>>>>

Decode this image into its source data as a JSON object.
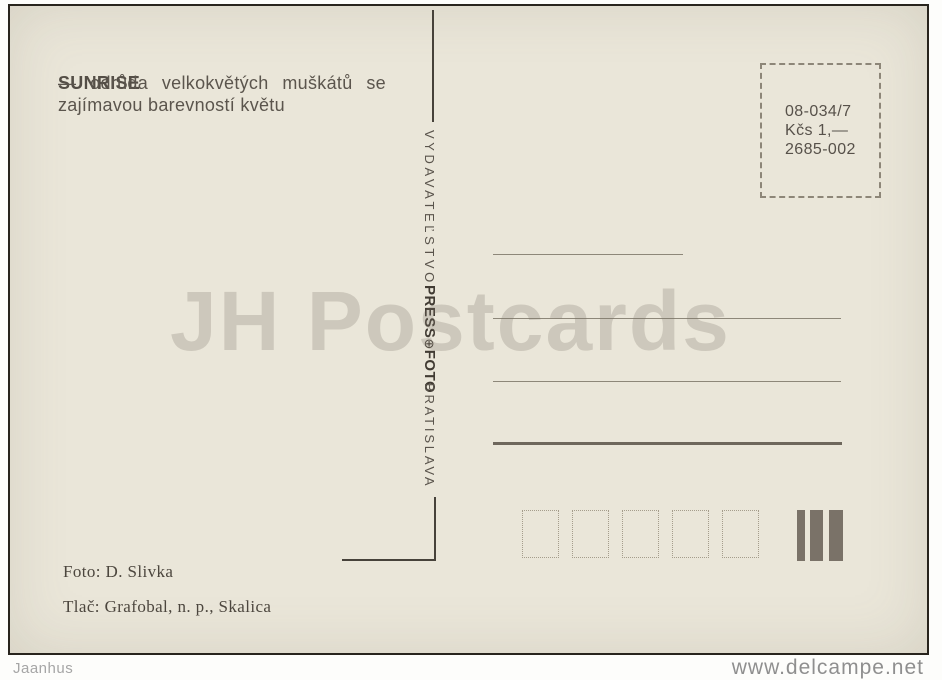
{
  "postcard": {
    "description": {
      "title": "SUNRISE",
      "rest": " — odrůda velkokvětých muškátů se zajímavou barevností květu"
    },
    "stamp_box": {
      "lines": [
        "08-034/7",
        "Kčs 1,—",
        "2685-002"
      ]
    },
    "publisher": {
      "name": "VYDAVATEĽSTVO",
      "logo_press": "PRESS",
      "logo_globe": "⊕",
      "logo_foto": "FOTO",
      "city": "BRATISLAVA"
    },
    "credits": {
      "photo": "Foto: D. Slivka",
      "print": "Tlač: Grafobal, n. p., Skalica"
    },
    "colors": {
      "paper": "#eae6d9",
      "ink": "#57514a",
      "address_line": "#8d8779",
      "thick_line": "#6e675c",
      "cancellation_bar": "#7a7268"
    }
  },
  "watermark": "JH Postcards",
  "footer": {
    "seller": "Jaanhus",
    "site": "www.delcampe.net"
  }
}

<<<<

▶ **Instructions to follow**
Each line in the records above should be reproduced exactly; images are not copied.

▶ **Output of the exercise**
Decode this image into its source data as a JSON object.
{
  "postcard": {
    "description": {
      "title": "SUNRISE",
      "rest": " — odrůda velkokvětých muškátů se zajímavou barevností květu"
    },
    "stamp_box": {
      "lines": [
        "08-034/7",
        "Kčs 1,—",
        "2685-002"
      ]
    },
    "publisher": {
      "name": "VYDAVATEĽSTVO",
      "logo_press": "PRESS",
      "logo_globe": "⊕",
      "logo_foto": "FOTO",
      "city": "BRATISLAVA"
    },
    "credits": {
      "photo": "Foto: D. Slivka",
      "print": "Tlač: Grafobal, n. p., Skalica"
    },
    "colors": {
      "paper": "#eae6d9",
      "ink": "#57514a",
      "address_line": "#8d8779",
      "thick_line": "#6e675c",
      "cancellation_bar": "#7a7268"
    }
  },
  "watermark": "JH Postcards",
  "footer": {
    "seller": "Jaanhus",
    "site": "www.delcampe.net"
  }
}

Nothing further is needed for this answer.